> _What you need to do_:
**A)** Write out the part of the childhood reminiscence that starts with "We shared one" and continues through "ALWAYS OUTSIDE PLAYING!".
**B)** The childhood reminiscence says the children ate everything that was bad for them. Using the reason the reminiscence gives, explain why they were still not overweight.
**C)** Answer these questions using the childhood reminiscence:
(i) With how many friends was one soft drink shared?
(ii) By when did the children have to be back home?
(iii) What old parts did they use to build things out of scraps?

> _Given passage_:
[BEGIN]

We shared one soft drink with four friends, from one bottle, and NO ONE
actually died from this. We would share a samosa; dip a chapatti into
someone else’s plate of mchuzi without batting an eyelid. We ate jam
sandwiches or pickle on bread and butter, raw mangoes with salt that set our
teeth on edge, and drank orange squash with sugar and water in it. We ate at
roadside stalls, drank water from tender coconuts, ate everything that was
bad for us: njusu, mix, kababs, bhajias and kachori; but we weren’t
overweight because WE WERE ALWAYS OUTSIDE PLAYING!

We would leave home in the morning and play all day during the holidays, we
were never ever bored, and we were allowed freedom all day as long as we
were back when the streetlights came on, or when our parents told us to do
so. No one was able to reach us all day by mobile phone or phone. And we
were OK.

We would spend hours making paper kites, building things out of scraps with
old pram wheels or cycle rims, inventing our own games, playing traditional
games called hide and seek, kick the can and rounders, ride old cycles and
then ride down the hill, only to find out we forgot the brakes. After
running into the bushes a few times, we learned to solve the problem.

[END]

> _Dataset rows_:

[BEGIN]

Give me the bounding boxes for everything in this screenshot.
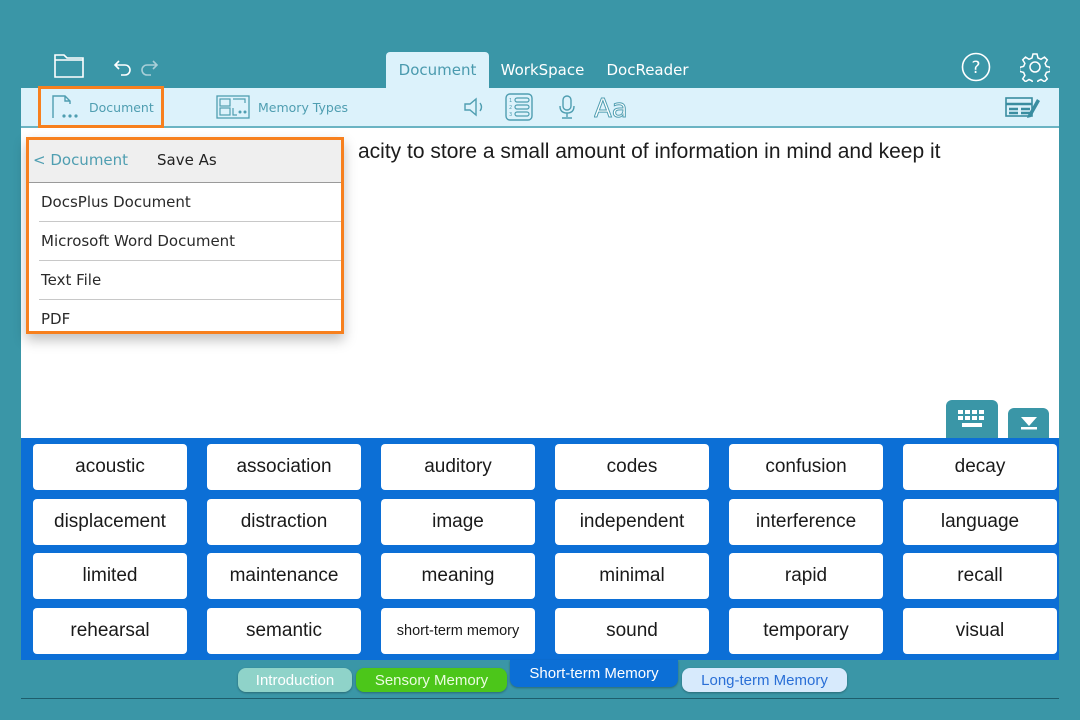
speaker-icon <box>464 97 483 117</box>
settings-button[interactable] <box>1019 51 1051 83</box>
save-as-menu: < Document Save As DocsPlus Document Mic… <box>26 137 344 334</box>
save-as-text[interactable]: Text File <box>39 261 341 300</box>
menu-header: < Document Save As <box>29 140 341 183</box>
back-to-document-button[interactable]: < Document <box>33 151 128 169</box>
save-as-docsplus[interactable]: DocsPlus Document <box>39 183 341 222</box>
open-folder-button[interactable] <box>52 50 86 80</box>
word-button[interactable]: interference <box>729 498 883 545</box>
word-button[interactable]: recall <box>903 553 1057 599</box>
tab-docreader[interactable]: DocReader <box>600 52 695 88</box>
collapse-button[interactable] <box>1008 408 1049 438</box>
word-button[interactable]: minimal <box>555 553 709 599</box>
section-tab-sensory-memory[interactable]: Sensory Memory <box>356 668 507 692</box>
word-button[interactable]: confusion <box>729 444 883 490</box>
gear-icon <box>1020 53 1050 82</box>
help-icon: ? <box>961 52 991 82</box>
word-button[interactable]: image <box>381 498 535 545</box>
word-button[interactable]: temporary <box>729 607 883 654</box>
word-button[interactable]: auditory <box>381 444 535 490</box>
section-tab-short-term-memory[interactable]: Short-term Memory <box>510 660 678 687</box>
memory-types-icon <box>216 95 250 119</box>
tab-workspace[interactable]: WorkSpace <box>495 52 590 88</box>
font-button[interactable]: Aa <box>594 88 634 126</box>
word-button[interactable]: language <box>903 498 1057 545</box>
word-button[interactable]: codes <box>555 444 709 490</box>
redo-button[interactable] <box>138 56 160 78</box>
help-button[interactable]: ? <box>961 52 991 82</box>
word-button[interactable]: rehearsal <box>33 607 187 654</box>
dictation-button[interactable] <box>557 88 577 126</box>
edit-grid-button[interactable] <box>1005 88 1041 126</box>
toolbar: Document Memory Types 123 Aa <box>21 88 1059 128</box>
word-button[interactable]: acoustic <box>33 444 187 490</box>
svg-text:1: 1 <box>509 98 512 104</box>
numbered-list-icon: 123 <box>505 93 533 121</box>
numbered-list-button[interactable]: 123 <box>505 88 533 126</box>
word-button[interactable]: semantic <box>207 607 361 654</box>
svg-text:?: ? <box>971 58 980 78</box>
word-grid: acoustic association auditory codes confusio… <box>33 444 1057 654</box>
undo-button[interactable] <box>112 56 134 78</box>
word-button[interactable]: distraction <box>207 498 361 545</box>
redo-icon <box>141 60 159 76</box>
section-tab-introduction[interactable]: Introduction <box>238 668 352 692</box>
save-as-pdf[interactable]: PDF <box>39 300 341 338</box>
word-button[interactable]: limited <box>33 553 187 599</box>
bottom-divider <box>21 698 1059 699</box>
word-bank: acoustic association auditory codes confusio… <box>21 438 1059 660</box>
word-button[interactable]: maintenance <box>207 553 361 599</box>
word-button[interactable]: association <box>207 444 361 490</box>
save-as-word[interactable]: Microsoft Word Document <box>39 222 341 261</box>
tab-document[interactable]: Document <box>386 52 489 88</box>
folder-icon <box>54 54 84 78</box>
memory-types-button[interactable]: Memory Types <box>216 88 348 126</box>
document-menu-highlight <box>38 86 164 128</box>
svg-text:Aa: Aa <box>594 94 628 121</box>
word-button[interactable]: visual <box>903 607 1057 654</box>
speak-button[interactable] <box>463 88 487 126</box>
font-icon: Aa <box>594 94 628 122</box>
word-button[interactable]: meaning <box>381 553 535 599</box>
svg-text:3: 3 <box>509 112 512 118</box>
menu-title: Save As <box>157 151 217 169</box>
word-button[interactable]: displacement <box>33 498 187 545</box>
keyboard-icon <box>958 410 984 427</box>
document-text[interactable]: acity to store a small amount of informa… <box>358 140 940 164</box>
word-button[interactable]: decay <box>903 444 1057 490</box>
memory-types-label: Memory Types <box>258 99 349 115</box>
microphone-icon <box>559 95 575 119</box>
keyboard-button[interactable] <box>946 400 998 438</box>
collapse-down-icon <box>1020 417 1037 430</box>
undo-icon <box>113 60 131 76</box>
word-button[interactable]: short-term memory <box>381 607 535 654</box>
word-button[interactable]: independent <box>555 498 709 545</box>
section-tab-long-term-memory[interactable]: Long-term Memory <box>682 668 847 692</box>
svg-text:2: 2 <box>509 105 512 111</box>
edit-grid-icon <box>1005 97 1040 118</box>
word-button[interactable]: sound <box>555 607 709 654</box>
word-button[interactable]: rapid <box>729 553 883 599</box>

[END]

> _Solutions for each task_:
**A)**
We shared one soft drink with four friends, from one bottle, and NO ONE
actually died from this. We would share a samosa; dip a chapatti into
someone else’s plate of mchuzi without batting an eyelid. We ate jam
sandwiches or pickle on bread and butter, raw mangoes with salt that set our
teeth on edge, and drank orange squash with sugar and water in it. We ate at
roadside stalls, drank water from tender coconuts, ate everything that was
bad for us: njusu, mix, kababs, bhajias and kachori; but we weren’t
overweight because WE WERE ALWAYS OUTSIDE PLAYING!

**B)** They were not overweight because they were always outside playing. During the holidays they left home in the morning and played all day.

**C)**
(i) Four friends.
(ii) By the time the streetlights came on, or when their parents told them to come back.
(iii) Old pram wheels or cycle rims.